■ What to work on
Retype every entry word for word.

■ Materials provided
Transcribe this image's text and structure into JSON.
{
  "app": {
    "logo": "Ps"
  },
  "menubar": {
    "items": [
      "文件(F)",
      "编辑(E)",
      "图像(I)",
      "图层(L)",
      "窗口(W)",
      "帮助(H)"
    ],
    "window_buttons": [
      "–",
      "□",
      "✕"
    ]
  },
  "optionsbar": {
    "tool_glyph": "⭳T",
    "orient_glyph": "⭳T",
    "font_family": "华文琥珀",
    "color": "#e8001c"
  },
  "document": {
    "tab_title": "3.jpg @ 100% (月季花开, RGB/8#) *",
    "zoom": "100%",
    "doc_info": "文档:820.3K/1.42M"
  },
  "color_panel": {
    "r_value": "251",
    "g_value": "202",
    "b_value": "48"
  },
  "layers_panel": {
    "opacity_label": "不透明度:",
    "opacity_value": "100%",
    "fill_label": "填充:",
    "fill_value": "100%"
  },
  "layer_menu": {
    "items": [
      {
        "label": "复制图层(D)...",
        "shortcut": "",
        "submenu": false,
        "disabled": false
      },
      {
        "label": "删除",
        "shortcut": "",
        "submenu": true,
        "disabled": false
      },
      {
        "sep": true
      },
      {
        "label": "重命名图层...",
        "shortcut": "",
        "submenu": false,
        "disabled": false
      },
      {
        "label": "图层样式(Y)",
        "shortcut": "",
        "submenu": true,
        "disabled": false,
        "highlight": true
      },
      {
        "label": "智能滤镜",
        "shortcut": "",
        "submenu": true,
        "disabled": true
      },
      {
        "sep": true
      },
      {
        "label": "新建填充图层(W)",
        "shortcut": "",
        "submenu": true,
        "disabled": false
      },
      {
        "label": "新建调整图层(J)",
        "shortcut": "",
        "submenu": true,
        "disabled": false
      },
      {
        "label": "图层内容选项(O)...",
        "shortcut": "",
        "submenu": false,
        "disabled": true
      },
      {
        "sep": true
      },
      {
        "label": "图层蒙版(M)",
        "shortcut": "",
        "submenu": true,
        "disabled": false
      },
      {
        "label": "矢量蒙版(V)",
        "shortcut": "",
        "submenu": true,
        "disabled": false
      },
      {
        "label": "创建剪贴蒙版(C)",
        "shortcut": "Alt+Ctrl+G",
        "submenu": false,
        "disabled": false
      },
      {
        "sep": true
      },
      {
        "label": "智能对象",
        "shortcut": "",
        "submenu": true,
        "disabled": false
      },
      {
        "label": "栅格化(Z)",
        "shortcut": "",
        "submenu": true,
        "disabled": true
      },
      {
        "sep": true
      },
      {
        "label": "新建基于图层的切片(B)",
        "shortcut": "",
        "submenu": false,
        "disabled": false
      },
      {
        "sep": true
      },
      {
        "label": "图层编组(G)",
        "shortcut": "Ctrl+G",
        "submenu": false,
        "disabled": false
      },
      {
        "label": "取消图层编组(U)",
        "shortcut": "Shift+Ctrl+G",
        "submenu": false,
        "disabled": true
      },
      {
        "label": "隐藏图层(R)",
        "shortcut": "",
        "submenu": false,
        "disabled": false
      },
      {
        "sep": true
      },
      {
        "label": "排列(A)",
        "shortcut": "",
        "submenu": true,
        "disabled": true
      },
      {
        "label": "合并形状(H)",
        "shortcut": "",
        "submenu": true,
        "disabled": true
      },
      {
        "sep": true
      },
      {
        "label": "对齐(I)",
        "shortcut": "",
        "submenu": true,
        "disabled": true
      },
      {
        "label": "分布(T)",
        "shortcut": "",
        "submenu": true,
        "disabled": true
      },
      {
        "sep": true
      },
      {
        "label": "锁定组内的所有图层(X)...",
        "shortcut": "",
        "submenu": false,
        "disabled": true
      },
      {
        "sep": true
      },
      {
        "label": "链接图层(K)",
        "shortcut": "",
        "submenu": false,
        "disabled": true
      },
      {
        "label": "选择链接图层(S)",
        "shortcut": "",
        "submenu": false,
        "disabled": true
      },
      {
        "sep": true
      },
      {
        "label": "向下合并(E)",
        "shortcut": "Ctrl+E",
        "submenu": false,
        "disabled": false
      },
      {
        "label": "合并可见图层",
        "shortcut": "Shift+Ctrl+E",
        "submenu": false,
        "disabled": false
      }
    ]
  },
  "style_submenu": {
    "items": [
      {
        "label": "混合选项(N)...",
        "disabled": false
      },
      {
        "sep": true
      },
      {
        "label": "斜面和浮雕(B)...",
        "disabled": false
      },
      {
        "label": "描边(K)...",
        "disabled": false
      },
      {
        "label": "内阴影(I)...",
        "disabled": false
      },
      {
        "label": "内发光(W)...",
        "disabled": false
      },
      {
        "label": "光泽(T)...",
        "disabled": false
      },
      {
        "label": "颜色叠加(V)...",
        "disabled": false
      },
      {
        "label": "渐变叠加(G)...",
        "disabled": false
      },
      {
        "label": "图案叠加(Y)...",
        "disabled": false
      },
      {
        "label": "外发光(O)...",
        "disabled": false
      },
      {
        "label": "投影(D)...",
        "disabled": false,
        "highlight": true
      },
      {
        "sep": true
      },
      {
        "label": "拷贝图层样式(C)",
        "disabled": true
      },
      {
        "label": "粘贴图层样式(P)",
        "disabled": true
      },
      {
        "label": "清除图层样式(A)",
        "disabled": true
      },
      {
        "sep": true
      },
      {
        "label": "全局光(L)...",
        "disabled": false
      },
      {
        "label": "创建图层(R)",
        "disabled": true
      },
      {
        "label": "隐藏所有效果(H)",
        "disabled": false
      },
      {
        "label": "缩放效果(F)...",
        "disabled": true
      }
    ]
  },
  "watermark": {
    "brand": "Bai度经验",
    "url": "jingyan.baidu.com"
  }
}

■ Complete answer
Transcribe this image's text and structure into JSON.
{
  "app": {
    "logo": "Ps"
  },
  "menubar": {
    "items": [
      "文件(F)",
      "编辑(E)",
      "图像(I)",
      "图层(L)",
      "窗口(W)",
      "帮助(H)"
    ],
    "window_buttons": [
      "–",
      "□",
      "✕"
    ]
  },
  "optionsbar": {
    "tool_glyph": "⭳T",
    "orient_glyph": "⭳T",
    "font_family": "华文琥珀",
    "color": "#e8001c"
  },
  "document": {
    "tab_title": "3.jpg @ 100% (月季花开, RGB/8#) *",
    "zoom": "100%",
    "doc_info": "文档:820.3K/1.42M"
  },
  "color_panel": {
    "r_value": "251",
    "g_value": "202",
    "b_value": "48"
  },
  "layers_panel": {
    "opacity_label": "不透明度:",
    "opacity_value": "100%",
    "fill_label": "填充:",
    "fill_value": "100%"
  },
  "layer_menu": {
    "items": [
      {
        "label": "复制图层(D)...",
        "shortcut": "",
        "submenu": false,
        "disabled": false
      },
      {
        "label": "删除",
        "shortcut": "",
        "submenu": true,
        "disabled": false
      },
      {
        "sep": true
      },
      {
        "label": "重命名图层...",
        "shortcut": "",
        "submenu": false,
        "disabled": false
      },
      {
        "label": "图层样式(Y)",
        "shortcut": "",
        "submenu": true,
        "disabled": false,
        "highlight": true
      },
      {
        "label": "智能滤镜",
        "shortcut": "",
        "submenu": true,
        "disabled": true
      },
      {
        "sep": true
      },
      {
        "label": "新建填充图层(W)",
        "shortcut": "",
        "submenu": true,
        "disabled": false
      },
      {
        "label": "新建调整图层(J)",
        "shortcut": "",
        "submenu": true,
        "disabled": false
      },
      {
        "label": "图层内容选项(O)...",
        "shortcut": "",
        "submenu": false,
        "disabled": true
      },
      {
        "sep": true
      },
      {
        "label": "图层蒙版(M)",
        "shortcut": "",
        "submenu": true,
        "disabled": false
      },
      {
        "label": "矢量蒙版(V)",
        "shortcut": "",
        "submenu": true,
        "disabled": false
      },
      {
        "label": "创建剪贴蒙版(C)",
        "shortcut": "Alt+Ctrl+G",
        "submenu": false,
        "disabled": false
      },
      {
        "sep": true
      },
      {
        "label": "智能对象",
        "shortcut": "",
        "submenu": true,
        "disabled": false
      },
      {
        "label": "栅格化(Z)",
        "shortcut": "",
        "submenu": true,
        "disabled": true
      },
      {
        "sep": true
      },
      {
        "label": "新建基于图层的切片(B)",
        "shortcut": "",
        "submenu": false,
        "disabled": false
      },
      {
        "sep": true
      },
      {
        "label": "图层编组(G)",
        "shortcut": "Ctrl+G",
        "submenu": false,
        "disabled": false
      },
      {
        "label": "取消图层编组(U)",
        "shortcut": "Shift+Ctrl+G",
        "submenu": false,
        "disabled": true
      },
      {
        "label": "隐藏图层(R)",
        "shortcut": "",
        "submenu": false,
        "disabled": false
      },
      {
        "sep": true
      },
      {
        "label": "排列(A)",
        "shortcut": "",
        "submenu": true,
        "disabled": true
      },
      {
        "label": "合并形状(H)",
        "shortcut": "",
        "submenu": true,
        "disabled": true
      },
      {
        "sep": true
      },
      {
        "label": "对齐(I)",
        "shortcut": "",
        "submenu": true,
        "disabled": true
      },
      {
        "label": "分布(T)",
        "shortcut": "",
        "submenu": true,
        "disabled": true
      },
      {
        "sep": true
      },
      {
        "label": "锁定组内的所有图层(X)...",
        "shortcut": "",
        "submenu": false,
        "disabled": true
      },
      {
        "sep": true
      },
      {
        "label": "链接图层(K)",
        "shortcut": "",
        "submenu": false,
        "disabled": true
      },
      {
        "label": "选择链接图层(S)",
        "shortcut": "",
        "submenu": false,
        "disabled": true
      },
      {
        "sep": true
      },
      {
        "label": "向下合并(E)",
        "shortcut": "Ctrl+E",
        "submenu": false,
        "disabled": false
      },
      {
        "label": "合并可见图层",
        "shortcut": "Shift+Ctrl+E",
        "submenu": false,
        "disabled": false
      }
    ]
  },
  "style_submenu": {
    "items": [
      {
        "label": "混合选项(N)...",
        "disabled": false
      },
      {
        "sep": true
      },
      {
        "label": "斜面和浮雕(B)...",
        "disabled": false
      },
      {
        "label": "描边(K)...",
        "disabled": false
      },
      {
        "label": "内阴影(I)...",
        "disabled": false
      },
      {
        "label": "内发光(W)...",
        "disabled": false
      },
      {
        "label": "光泽(T)...",
        "disabled": false
      },
      {
        "label": "颜色叠加(V)...",
        "disabled": false
      },
      {
        "label": "渐变叠加(G)...",
        "disabled": false
      },
      {
        "label": "图案叠加(Y)...",
        "disabled": false
      },
      {
        "label": "外发光(O)...",
        "disabled": false
      },
      {
        "label": "投影(D)...",
        "disabled": false,
        "highlight": true
      },
      {
        "sep": true
      },
      {
        "label": "拷贝图层样式(C)",
        "disabled": true
      },
      {
        "label": "粘贴图层样式(P)",
        "disabled": true
      },
      {
        "label": "清除图层样式(A)",
        "disabled": true
      },
      {
        "sep": true
      },
      {
        "label": "全局光(L)...",
        "disabled": false
      },
      {
        "label": "创建图层(R)",
        "disabled": true
      },
      {
        "label": "隐藏所有效果(H)",
        "disabled": false
      },
      {
        "label": "缩放效果(F)...",
        "disabled": true
      }
    ]
  },
  "watermark": {
    "brand": "Bai度经验",
    "url": "jingyan.baidu.com"
  }
}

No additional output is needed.